TASK TO COMPLETE: Wherever the word "document" turns up in a line of the entries, copy that line.

DATASET EXCERPTS:
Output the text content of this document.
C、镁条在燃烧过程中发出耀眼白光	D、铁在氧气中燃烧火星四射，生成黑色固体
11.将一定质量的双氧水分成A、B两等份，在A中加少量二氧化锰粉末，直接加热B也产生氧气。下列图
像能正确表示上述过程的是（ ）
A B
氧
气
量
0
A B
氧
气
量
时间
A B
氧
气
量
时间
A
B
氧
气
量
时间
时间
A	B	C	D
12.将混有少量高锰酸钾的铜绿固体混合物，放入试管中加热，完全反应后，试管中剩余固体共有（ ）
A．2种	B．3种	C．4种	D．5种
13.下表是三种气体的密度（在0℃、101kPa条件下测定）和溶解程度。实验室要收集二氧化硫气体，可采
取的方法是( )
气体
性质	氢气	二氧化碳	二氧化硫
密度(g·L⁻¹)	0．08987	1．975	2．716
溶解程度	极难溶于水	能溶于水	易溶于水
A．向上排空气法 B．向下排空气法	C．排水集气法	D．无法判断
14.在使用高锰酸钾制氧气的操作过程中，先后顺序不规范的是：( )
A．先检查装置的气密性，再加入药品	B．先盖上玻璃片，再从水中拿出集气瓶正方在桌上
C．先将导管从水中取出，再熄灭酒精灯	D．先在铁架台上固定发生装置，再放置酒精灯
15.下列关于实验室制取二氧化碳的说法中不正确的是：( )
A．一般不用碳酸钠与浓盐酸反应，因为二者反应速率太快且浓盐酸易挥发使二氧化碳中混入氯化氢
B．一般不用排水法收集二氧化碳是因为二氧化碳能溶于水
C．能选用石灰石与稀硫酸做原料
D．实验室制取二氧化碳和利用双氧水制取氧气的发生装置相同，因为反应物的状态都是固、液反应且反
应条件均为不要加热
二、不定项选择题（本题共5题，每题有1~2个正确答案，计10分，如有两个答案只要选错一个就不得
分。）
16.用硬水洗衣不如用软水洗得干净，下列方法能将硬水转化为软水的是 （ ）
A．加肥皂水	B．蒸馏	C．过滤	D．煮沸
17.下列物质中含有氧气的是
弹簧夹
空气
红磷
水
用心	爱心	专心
...
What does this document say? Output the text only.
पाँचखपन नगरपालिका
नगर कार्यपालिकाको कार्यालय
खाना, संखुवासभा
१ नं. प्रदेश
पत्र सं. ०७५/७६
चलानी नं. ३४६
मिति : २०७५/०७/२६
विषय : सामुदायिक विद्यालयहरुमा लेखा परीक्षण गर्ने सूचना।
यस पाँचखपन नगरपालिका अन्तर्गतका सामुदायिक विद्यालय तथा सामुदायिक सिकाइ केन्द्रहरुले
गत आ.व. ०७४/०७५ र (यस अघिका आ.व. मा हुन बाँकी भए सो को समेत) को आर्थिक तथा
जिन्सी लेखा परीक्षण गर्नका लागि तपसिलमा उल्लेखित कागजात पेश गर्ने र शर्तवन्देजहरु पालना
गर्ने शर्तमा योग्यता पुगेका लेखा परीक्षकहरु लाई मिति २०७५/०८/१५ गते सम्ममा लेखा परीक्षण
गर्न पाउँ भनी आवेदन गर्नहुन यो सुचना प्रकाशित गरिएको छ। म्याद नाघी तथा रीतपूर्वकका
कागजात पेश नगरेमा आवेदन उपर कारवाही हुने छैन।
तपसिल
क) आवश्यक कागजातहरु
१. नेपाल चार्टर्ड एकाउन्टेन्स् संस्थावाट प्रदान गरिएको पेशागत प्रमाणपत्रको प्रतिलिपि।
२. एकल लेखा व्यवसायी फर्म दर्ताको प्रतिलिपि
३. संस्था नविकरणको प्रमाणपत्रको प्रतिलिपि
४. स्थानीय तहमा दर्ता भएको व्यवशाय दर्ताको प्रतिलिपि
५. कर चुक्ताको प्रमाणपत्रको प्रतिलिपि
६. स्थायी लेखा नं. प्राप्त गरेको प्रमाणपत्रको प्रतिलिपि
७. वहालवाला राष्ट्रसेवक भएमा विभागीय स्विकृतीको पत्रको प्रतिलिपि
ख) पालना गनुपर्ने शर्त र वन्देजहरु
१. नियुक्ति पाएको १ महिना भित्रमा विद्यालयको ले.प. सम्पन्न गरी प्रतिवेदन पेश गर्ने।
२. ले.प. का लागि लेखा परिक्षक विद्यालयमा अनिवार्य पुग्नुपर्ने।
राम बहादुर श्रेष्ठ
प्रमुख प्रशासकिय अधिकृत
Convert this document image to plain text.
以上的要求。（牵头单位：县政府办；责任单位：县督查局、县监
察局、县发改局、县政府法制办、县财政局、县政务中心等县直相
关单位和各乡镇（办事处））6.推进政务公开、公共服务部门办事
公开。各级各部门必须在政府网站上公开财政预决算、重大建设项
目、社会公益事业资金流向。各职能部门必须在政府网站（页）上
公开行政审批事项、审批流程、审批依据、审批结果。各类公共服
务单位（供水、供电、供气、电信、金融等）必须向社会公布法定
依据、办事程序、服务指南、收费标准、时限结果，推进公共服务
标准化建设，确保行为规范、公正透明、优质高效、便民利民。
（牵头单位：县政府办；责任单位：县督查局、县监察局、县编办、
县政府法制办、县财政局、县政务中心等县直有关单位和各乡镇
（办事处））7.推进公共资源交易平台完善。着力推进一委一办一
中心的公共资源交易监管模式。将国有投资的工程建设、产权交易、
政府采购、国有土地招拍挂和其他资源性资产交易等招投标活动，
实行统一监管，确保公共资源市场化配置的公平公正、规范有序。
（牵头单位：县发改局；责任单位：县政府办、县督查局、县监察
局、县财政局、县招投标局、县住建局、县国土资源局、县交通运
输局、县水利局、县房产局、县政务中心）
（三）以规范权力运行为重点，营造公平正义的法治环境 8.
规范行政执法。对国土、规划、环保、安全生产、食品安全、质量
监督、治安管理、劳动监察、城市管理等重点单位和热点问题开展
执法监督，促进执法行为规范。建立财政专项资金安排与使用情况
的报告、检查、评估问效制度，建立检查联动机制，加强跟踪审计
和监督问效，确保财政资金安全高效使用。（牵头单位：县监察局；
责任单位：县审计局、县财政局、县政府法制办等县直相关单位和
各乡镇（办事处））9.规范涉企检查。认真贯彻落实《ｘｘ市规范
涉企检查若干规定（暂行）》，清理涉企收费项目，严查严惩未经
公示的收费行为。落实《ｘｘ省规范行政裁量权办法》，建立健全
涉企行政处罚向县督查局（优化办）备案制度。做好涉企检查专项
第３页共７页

TASK RESPONSE:
Output the text content of this document.
What does this document say? Output the text only.
Convert this document image to plain text.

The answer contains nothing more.